What to produce: Drop all pictures and repeat exactly the lines from the line holding "OCR this image." through the end of the records.

Items from a dataset:
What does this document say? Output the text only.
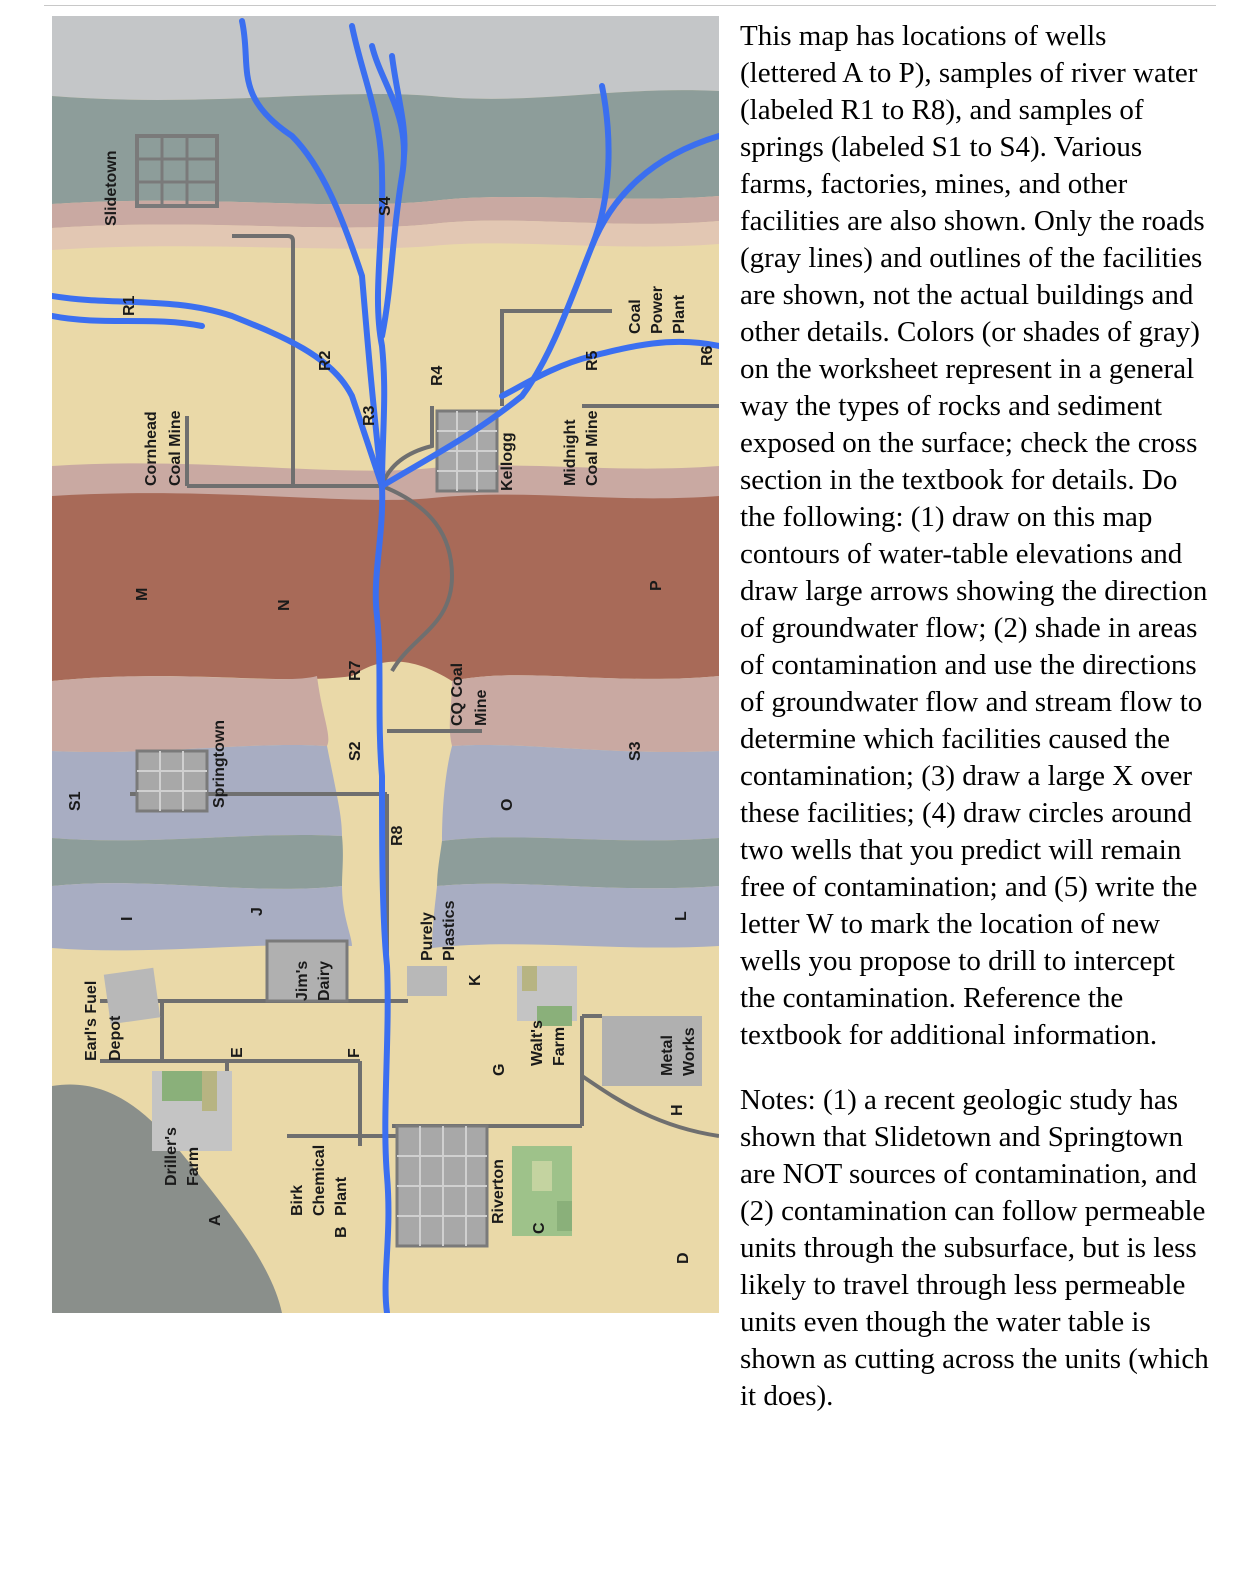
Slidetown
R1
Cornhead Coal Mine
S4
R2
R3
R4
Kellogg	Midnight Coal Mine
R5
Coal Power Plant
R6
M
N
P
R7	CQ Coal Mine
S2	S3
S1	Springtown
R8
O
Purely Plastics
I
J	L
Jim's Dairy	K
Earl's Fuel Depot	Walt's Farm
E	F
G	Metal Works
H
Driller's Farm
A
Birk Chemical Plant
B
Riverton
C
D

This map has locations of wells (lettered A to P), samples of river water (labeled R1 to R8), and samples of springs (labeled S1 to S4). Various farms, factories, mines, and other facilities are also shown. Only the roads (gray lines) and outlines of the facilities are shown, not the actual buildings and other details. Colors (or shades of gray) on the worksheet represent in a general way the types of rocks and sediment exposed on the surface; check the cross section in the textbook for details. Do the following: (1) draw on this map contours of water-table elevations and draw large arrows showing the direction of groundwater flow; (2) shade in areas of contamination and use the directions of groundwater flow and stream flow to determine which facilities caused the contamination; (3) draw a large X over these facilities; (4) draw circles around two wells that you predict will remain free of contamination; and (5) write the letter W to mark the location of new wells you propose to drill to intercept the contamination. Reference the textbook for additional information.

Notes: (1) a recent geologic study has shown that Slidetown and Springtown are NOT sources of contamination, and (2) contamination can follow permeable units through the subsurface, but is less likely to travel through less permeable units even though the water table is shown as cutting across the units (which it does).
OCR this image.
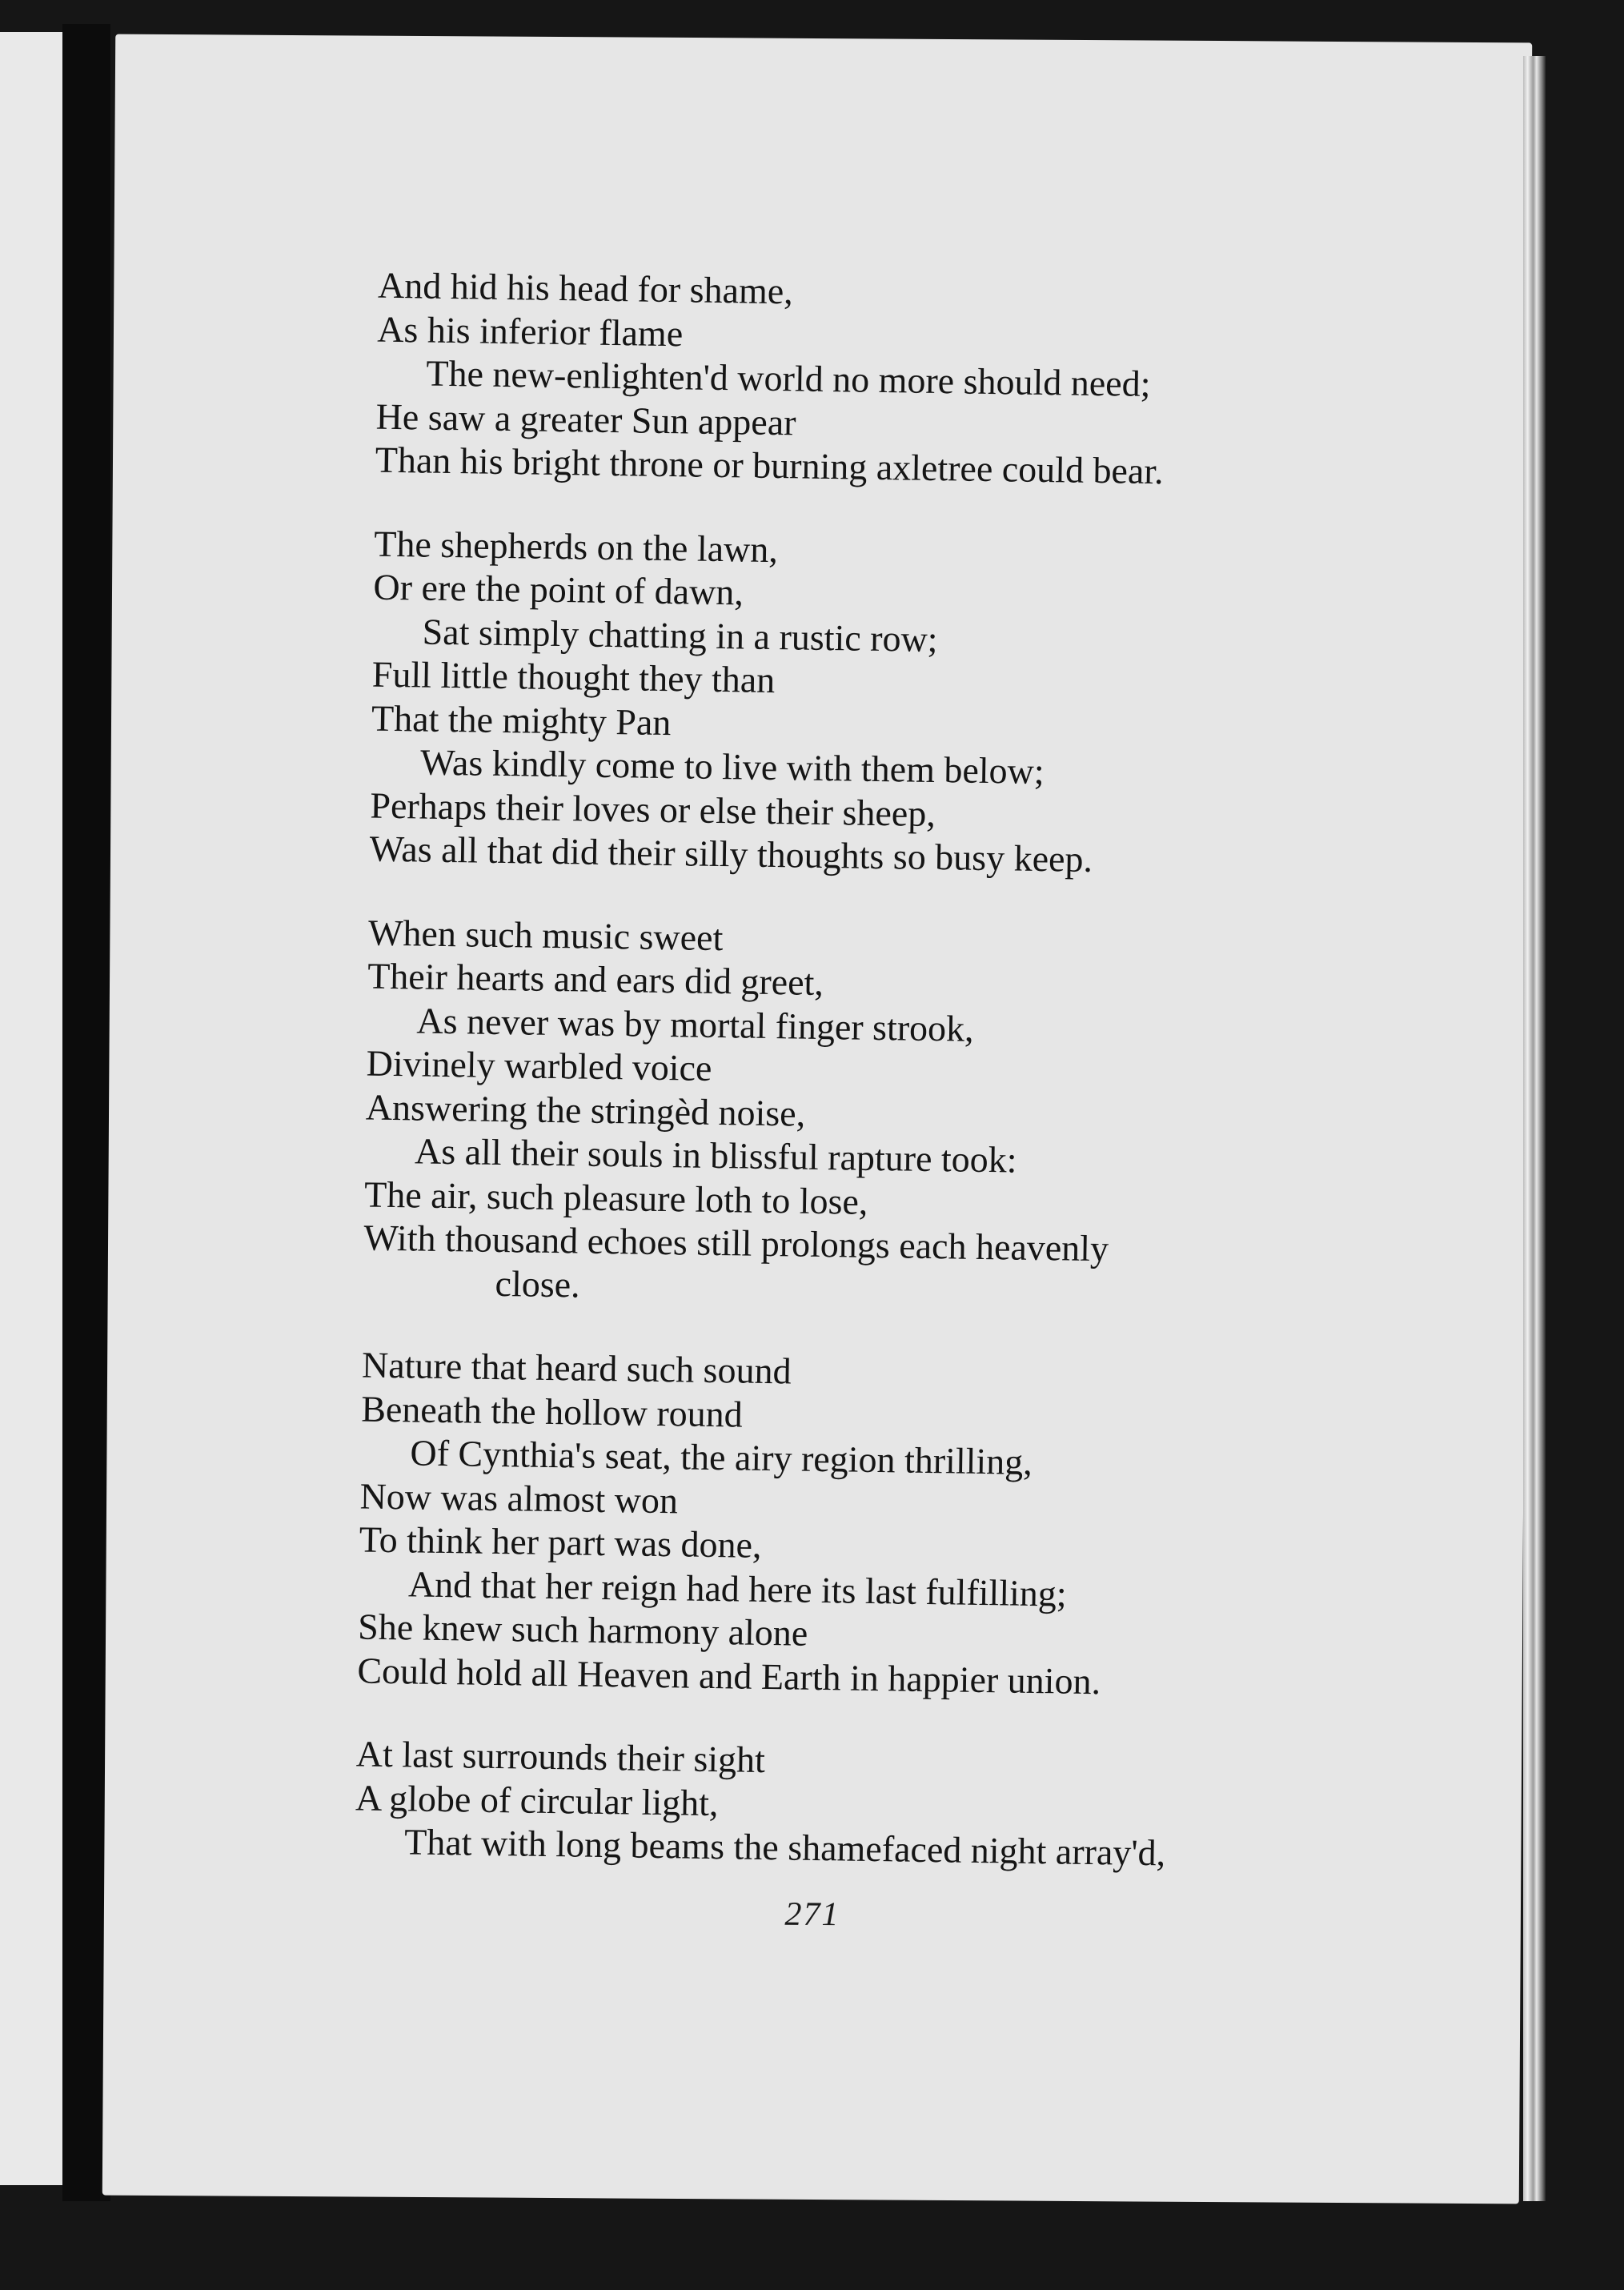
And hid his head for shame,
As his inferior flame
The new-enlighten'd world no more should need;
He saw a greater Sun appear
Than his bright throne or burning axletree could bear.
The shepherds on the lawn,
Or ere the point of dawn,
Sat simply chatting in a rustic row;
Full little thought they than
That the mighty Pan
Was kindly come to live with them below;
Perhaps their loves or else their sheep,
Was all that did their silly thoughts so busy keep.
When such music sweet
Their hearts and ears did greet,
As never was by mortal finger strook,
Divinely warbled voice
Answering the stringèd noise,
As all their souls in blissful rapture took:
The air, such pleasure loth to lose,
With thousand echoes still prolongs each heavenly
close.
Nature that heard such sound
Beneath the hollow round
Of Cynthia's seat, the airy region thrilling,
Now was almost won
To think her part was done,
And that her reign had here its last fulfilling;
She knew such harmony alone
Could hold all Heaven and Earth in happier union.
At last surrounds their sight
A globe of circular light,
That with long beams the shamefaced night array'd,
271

Response for this exercise:
OCR this image.
And hid his head for shame,
As his inferior flame
The new-enlighten'd world no more should need;
He saw a greater Sun appear
Than his bright throne or burning axletree could bear.
The shepherds on the lawn,
Or ere the point of dawn,
Sat simply chatting in a rustic row;
Full little thought they than
That the mighty Pan
Was kindly come to live with them below;
Perhaps their loves or else their sheep,
Was all that did their silly thoughts so busy keep.
When such music sweet
Their hearts and ears did greet,
As never was by mortal finger strook,
Divinely warbled voice
Answering the stringèd noise,
As all their souls in blissful rapture took:
The air, such pleasure loth to lose,
With thousand echoes still prolongs each heavenly
close.
Nature that heard such sound
Beneath the hollow round
Of Cynthia's seat, the airy region thrilling,
Now was almost won
To think her part was done,
And that her reign had here its last fulfilling;
She knew such harmony alone
Could hold all Heaven and Earth in happier union.
At last surrounds their sight
A globe of circular light,
That with long beams the shamefaced night array'd,
271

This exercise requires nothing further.